— EXERCISE DESCRIPTION —
Give the entries back exactly, dropping each image.

- - - -

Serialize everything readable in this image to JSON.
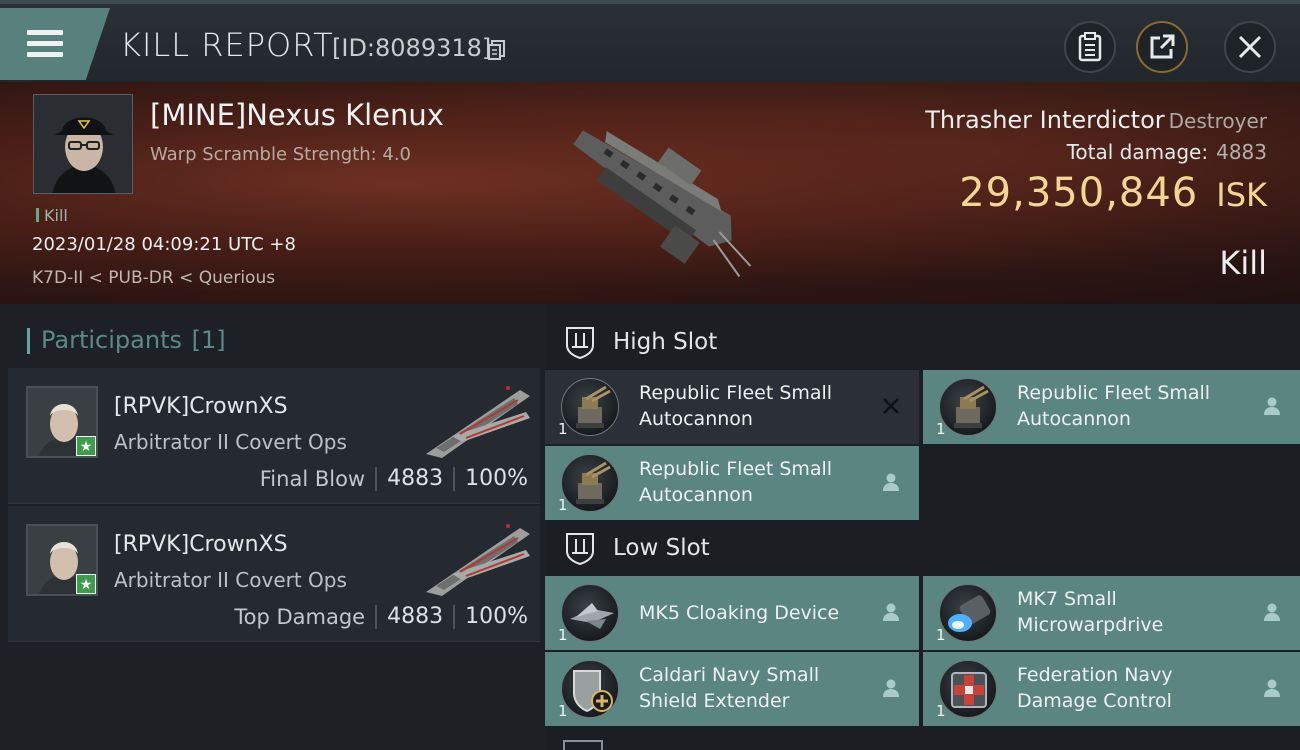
{
  "header": {
    "title": "KILL REPORT",
    "report_id": "[ID:8089318]",
    "icons": {
      "menu": "hamburger-menu-icon",
      "copy": "copy-icon",
      "clipboard": "clipboard-icon",
      "share": "share-icon",
      "close": "close-icon"
    }
  },
  "victim": {
    "name": "[MINE]Nexus Klenux",
    "warp_scramble": "Warp Scramble Strength: 4.0",
    "kill_tag": "Kill",
    "datetime": "2023/01/28 04:09:21 UTC +8",
    "location": "K7D-II < PUB-DR < Querious",
    "ship_name": "Thrasher Interdictor",
    "ship_class": "Destroyer",
    "total_damage_label": "Total damage:",
    "total_damage": "4883",
    "isk_value": "29,350,846",
    "isk_unit": "ISK",
    "result": "Kill"
  },
  "participants": {
    "title": "Participants",
    "count": "[1]",
    "rows": [
      {
        "name": "[RPVK]CrownXS",
        "ship": "Arbitrator II Covert Ops",
        "role": "Final Blow",
        "damage": "4883",
        "percent": "100%"
      },
      {
        "name": "[RPVK]CrownXS",
        "ship": "Arbitrator II Covert Ops",
        "role": "Top Damage",
        "damage": "4883",
        "percent": "100%"
      }
    ]
  },
  "slots": {
    "high": {
      "title": "High Slot",
      "items": [
        {
          "name": "Republic Fleet Small Autocannon",
          "qty": "1",
          "state": "destroyed",
          "icon": "autocannon-icon"
        },
        {
          "name": "Republic Fleet Small Autocannon",
          "qty": "1",
          "state": "dropped",
          "icon": "autocannon-icon"
        },
        {
          "name": "Republic Fleet Small Autocannon",
          "qty": "1",
          "state": "dropped",
          "icon": "autocannon-icon"
        }
      ]
    },
    "low": {
      "title": "Low Slot",
      "items": [
        {
          "name": "MK5 Cloaking Device",
          "qty": "1",
          "state": "dropped",
          "icon": "cloaking-device-icon"
        },
        {
          "name": "MK7 Small Microwarpdrive",
          "qty": "1",
          "state": "dropped",
          "icon": "microwarpdrive-icon"
        },
        {
          "name": "Caldari Navy Small Shield Extender",
          "qty": "1",
          "state": "dropped",
          "icon": "shield-extender-icon"
        },
        {
          "name": "Federation Navy Damage Control",
          "qty": "1",
          "state": "dropped",
          "icon": "damage-control-icon"
        }
      ]
    }
  },
  "colors": {
    "accent": "#5a8580",
    "isk": "#f3d596",
    "panel": "#1d2126"
  }
}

- - - -

— RESULT BELOW —
Serialize everything readable in this image to JSON.
{
  "header": {
    "title": "KILL REPORT",
    "report_id": "[ID:8089318]",
    "icons": {
      "menu": "hamburger-menu-icon",
      "copy": "copy-icon",
      "clipboard": "clipboard-icon",
      "share": "share-icon",
      "close": "close-icon"
    }
  },
  "victim": {
    "name": "[MINE]Nexus Klenux",
    "warp_scramble": "Warp Scramble Strength: 4.0",
    "kill_tag": "Kill",
    "datetime": "2023/01/28 04:09:21 UTC +8",
    "location": "K7D-II < PUB-DR < Querious",
    "ship_name": "Thrasher Interdictor",
    "ship_class": "Destroyer",
    "total_damage_label": "Total damage:",
    "total_damage": "4883",
    "isk_value": "29,350,846",
    "isk_unit": "ISK",
    "result": "Kill"
  },
  "participants": {
    "title": "Participants",
    "count": "[1]",
    "rows": [
      {
        "name": "[RPVK]CrownXS",
        "ship": "Arbitrator II Covert Ops",
        "role": "Final Blow",
        "damage": "4883",
        "percent": "100%"
      },
      {
        "name": "[RPVK]CrownXS",
        "ship": "Arbitrator II Covert Ops",
        "role": "Top Damage",
        "damage": "4883",
        "percent": "100%"
      }
    ]
  },
  "slots": {
    "high": {
      "title": "High Slot",
      "items": [
        {
          "name": "Republic Fleet Small Autocannon",
          "qty": "1",
          "state": "destroyed",
          "icon": "autocannon-icon"
        },
        {
          "name": "Republic Fleet Small Autocannon",
          "qty": "1",
          "state": "dropped",
          "icon": "autocannon-icon"
        },
        {
          "name": "Republic Fleet Small Autocannon",
          "qty": "1",
          "state": "dropped",
          "icon": "autocannon-icon"
        }
      ]
    },
    "low": {
      "title": "Low Slot",
      "items": [
        {
          "name": "MK5 Cloaking Device",
          "qty": "1",
          "state": "dropped",
          "icon": "cloaking-device-icon"
        },
        {
          "name": "MK7 Small Microwarpdrive",
          "qty": "1",
          "state": "dropped",
          "icon": "microwarpdrive-icon"
        },
        {
          "name": "Caldari Navy Small Shield Extender",
          "qty": "1",
          "state": "dropped",
          "icon": "shield-extender-icon"
        },
        {
          "name": "Federation Navy Damage Control",
          "qty": "1",
          "state": "dropped",
          "icon": "damage-control-icon"
        }
      ]
    }
  },
  "colors": {
    "accent": "#5a8580",
    "isk": "#f3d596",
    "panel": "#1d2126"
  }
}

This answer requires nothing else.